==== Data for processing ====

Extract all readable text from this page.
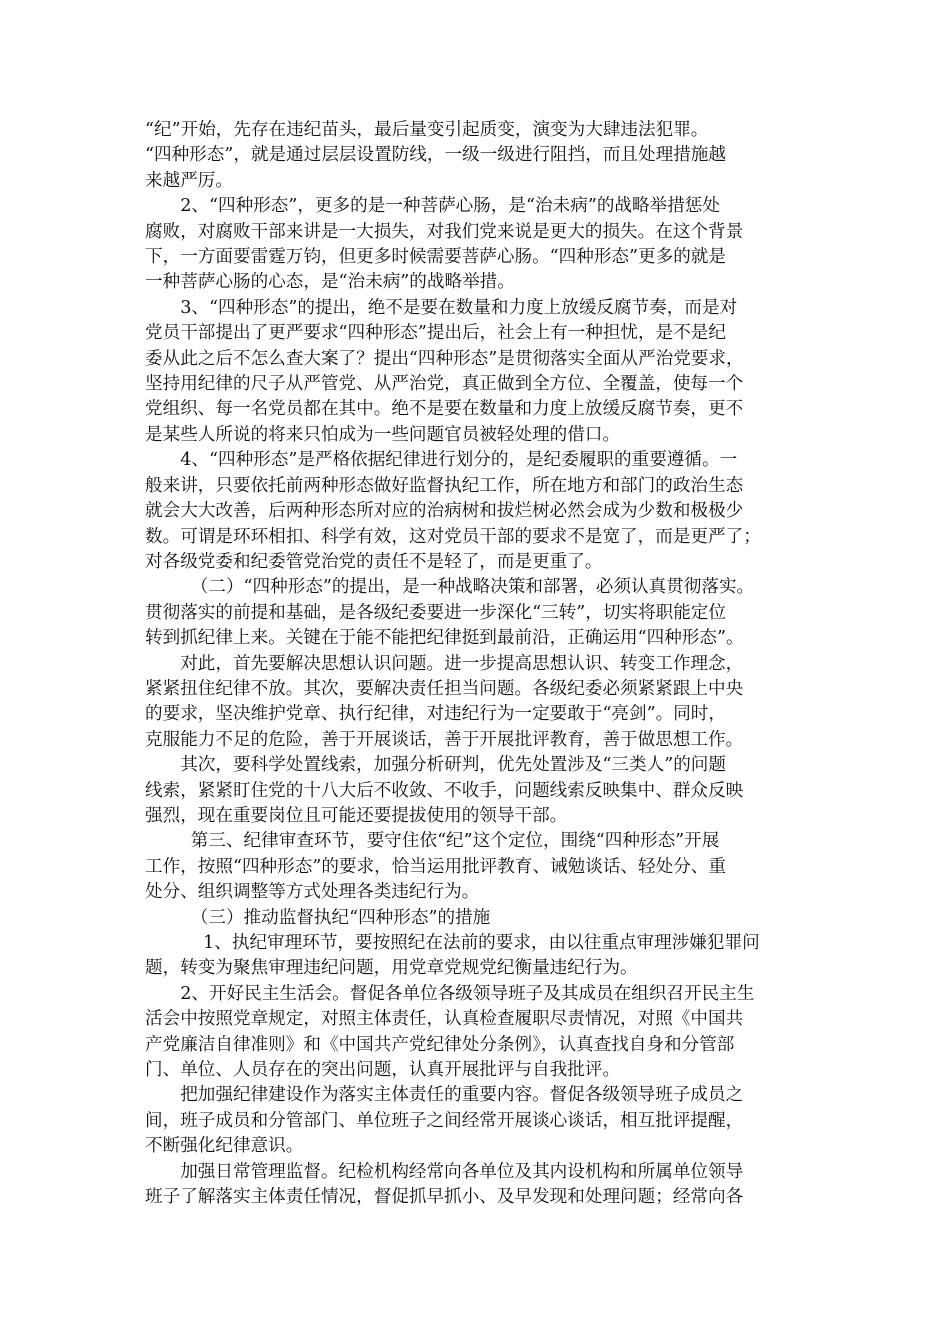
“纪”开始，先存在违纪苗头，最后量变引起质变，演变为大肆违法犯罪。
“四种形态”，就是通过层层设置防线，一级一级进行阻挡，而且处理措施越
来越严厉。
2、“四种形态”，更多的是一种菩萨心肠，是“治未病”的战略举措惩处
腐败，对腐败干部来讲是一大损失，对我们党来说是更大的损失。在这个背景
下，一方面要雷霆万钧，但更多时候需要菩萨心肠。“四种形态”更多的就是
一种菩萨心肠的心态，是“治未病”的战略举措。
3、“四种形态”的提出，绝不是要在数量和力度上放缓反腐节奏，而是对
党员干部提出了更严要求“四种形态”提出后，社会上有一种担忧，是不是纪
委从此之后不怎么查大案了？提出“四种形态”是贯彻落实全面从严治党要求，
坚持用纪律的尺子从严管党、从严治党，真正做到全方位、全覆盖，使每一个
党组织、每一名党员都在其中。绝不是要在数量和力度上放缓反腐节奏，更不
是某些人所说的将来只怕成为一些问题官员被轻处理的借口。
4、“四种形态”是严格依据纪律进行划分的，是纪委履职的重要遵循。一
般来讲，只要依托前两种形态做好监督执纪工作，所在地方和部门的政治生态
就会大大改善，后两种形态所对应的治病树和拔烂树必然会成为少数和极极少
数。可谓是环环相扣、科学有效，这对党员干部的要求不是宽了，而是更严了；
对各级党委和纪委管党治党的责任不是轻了，而是更重了。
（二）“四种形态”的提出，是一种战略决策和部署，必须认真贯彻落实。
贯彻落实的前提和基础，是各级纪委要进一步深化“三转”，切实将职能定位
转到抓纪律上来。关键在于能不能把纪律挺到最前沿，正确运用“四种形态”。
对此，首先要解决思想认识问题。进一步提高思想认识、转变工作理念，
紧紧扭住纪律不放。其次，要解决责任担当问题。各级纪委必须紧紧跟上中央
的要求，坚决维护党章、执行纪律，对违纪行为一定要敢于“亮剑”。同时，
克服能力不足的危险，善于开展谈话，善于开展批评教育，善于做思想工作。
其次，要科学处置线索，加强分析研判，优先处置涉及“三类人”的问题
线索，紧紧盯住党的十八大后不收敛、不收手，问题线索反映集中、群众反映
强烈，现在重要岗位且可能还要提拔使用的领导干部。
第三、纪律审查环节，要守住依“纪”这个定位，围绕“四种形态”开展
工作，按照“四种形态”的要求，恰当运用批评教育、诫勉谈话、轻处分、重
处分、组织调整等方式处理各类违纪行为。
（三）推动监督执纪“四种形态”的措施
1、执纪审理环节，要按照纪在法前的要求，由以往重点审理涉嫌犯罪问
题，转变为聚焦审理违纪问题，用党章党规党纪衡量违纪行为。
2、开好民主生活会。督促各单位各级领导班子及其成员在组织召开民主生
活会中按照党章规定，对照主体责任，认真检查履职尽责情况，对照《中国共
产党廉洁自律准则》和《中国共产党纪律处分条例》，认真查找自身和分管部
门、单位、人员存在的突出问题，认真开展批评与自我批评。
把加强纪律建设作为落实主体责任的重要内容。督促各级领导班子成员之
间，班子成员和分管部门、单位班子之间经常开展谈心谈话，相互批评提醒，
不断强化纪律意识。
加强日常管理监督。纪检机构经常向各单位及其内设机构和所属单位领导
班子了解落实主体责任情况，督促抓早抓小、及早发现和处理问题；经常向各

====

Written problem.
Quote the material word for word, dropping any images it holds.

Output for this exercise.
Extract all readable text from this page.
“纪”开始，先存在违纪苗头，最后量变引起质变，演变为大肆违法犯罪。
“四种形态”，就是通过层层设置防线，一级一级进行阻挡，而且处理措施越
来越严厉。
2、“四种形态”，更多的是一种菩萨心肠，是“治未病”的战略举措惩处
腐败，对腐败干部来讲是一大损失，对我们党来说是更大的损失。在这个背景
下，一方面要雷霆万钧，但更多时候需要菩萨心肠。“四种形态”更多的就是
一种菩萨心肠的心态，是“治未病”的战略举措。
3、“四种形态”的提出，绝不是要在数量和力度上放缓反腐节奏，而是对
党员干部提出了更严要求“四种形态”提出后，社会上有一种担忧，是不是纪
委从此之后不怎么查大案了？提出“四种形态”是贯彻落实全面从严治党要求，
坚持用纪律的尺子从严管党、从严治党，真正做到全方位、全覆盖，使每一个
党组织、每一名党员都在其中。绝不是要在数量和力度上放缓反腐节奏，更不
是某些人所说的将来只怕成为一些问题官员被轻处理的借口。
4、“四种形态”是严格依据纪律进行划分的，是纪委履职的重要遵循。一
般来讲，只要依托前两种形态做好监督执纪工作，所在地方和部门的政治生态
就会大大改善，后两种形态所对应的治病树和拔烂树必然会成为少数和极极少
数。可谓是环环相扣、科学有效，这对党员干部的要求不是宽了，而是更严了；
对各级党委和纪委管党治党的责任不是轻了，而是更重了。
（二）“四种形态”的提出，是一种战略决策和部署，必须认真贯彻落实。
贯彻落实的前提和基础，是各级纪委要进一步深化“三转”，切实将职能定位
转到抓纪律上来。关键在于能不能把纪律挺到最前沿，正确运用“四种形态”。
对此，首先要解决思想认识问题。进一步提高思想认识、转变工作理念，
紧紧扭住纪律不放。其次，要解决责任担当问题。各级纪委必须紧紧跟上中央
的要求，坚决维护党章、执行纪律，对违纪行为一定要敢于“亮剑”。同时，
克服能力不足的危险，善于开展谈话，善于开展批评教育，善于做思想工作。
其次，要科学处置线索，加强分析研判，优先处置涉及“三类人”的问题
线索，紧紧盯住党的十八大后不收敛、不收手，问题线索反映集中、群众反映
强烈，现在重要岗位且可能还要提拔使用的领导干部。
第三、纪律审查环节，要守住依“纪”这个定位，围绕“四种形态”开展
工作，按照“四种形态”的要求，恰当运用批评教育、诫勉谈话、轻处分、重
处分、组织调整等方式处理各类违纪行为。
（三）推动监督执纪“四种形态”的措施
1、执纪审理环节，要按照纪在法前的要求，由以往重点审理涉嫌犯罪问
题，转变为聚焦审理违纪问题，用党章党规党纪衡量违纪行为。
2、开好民主生活会。督促各单位各级领导班子及其成员在组织召开民主生
活会中按照党章规定，对照主体责任，认真检查履职尽责情况，对照《中国共
产党廉洁自律准则》和《中国共产党纪律处分条例》，认真查找自身和分管部
门、单位、人员存在的突出问题，认真开展批评与自我批评。
把加强纪律建设作为落实主体责任的重要内容。督促各级领导班子成员之
间，班子成员和分管部门、单位班子之间经常开展谈心谈话，相互批评提醒，
不断强化纪律意识。
加强日常管理监督。纪检机构经常向各单位及其内设机构和所属单位领导
班子了解落实主体责任情况，督促抓早抓小、及早发现和处理问题；经常向各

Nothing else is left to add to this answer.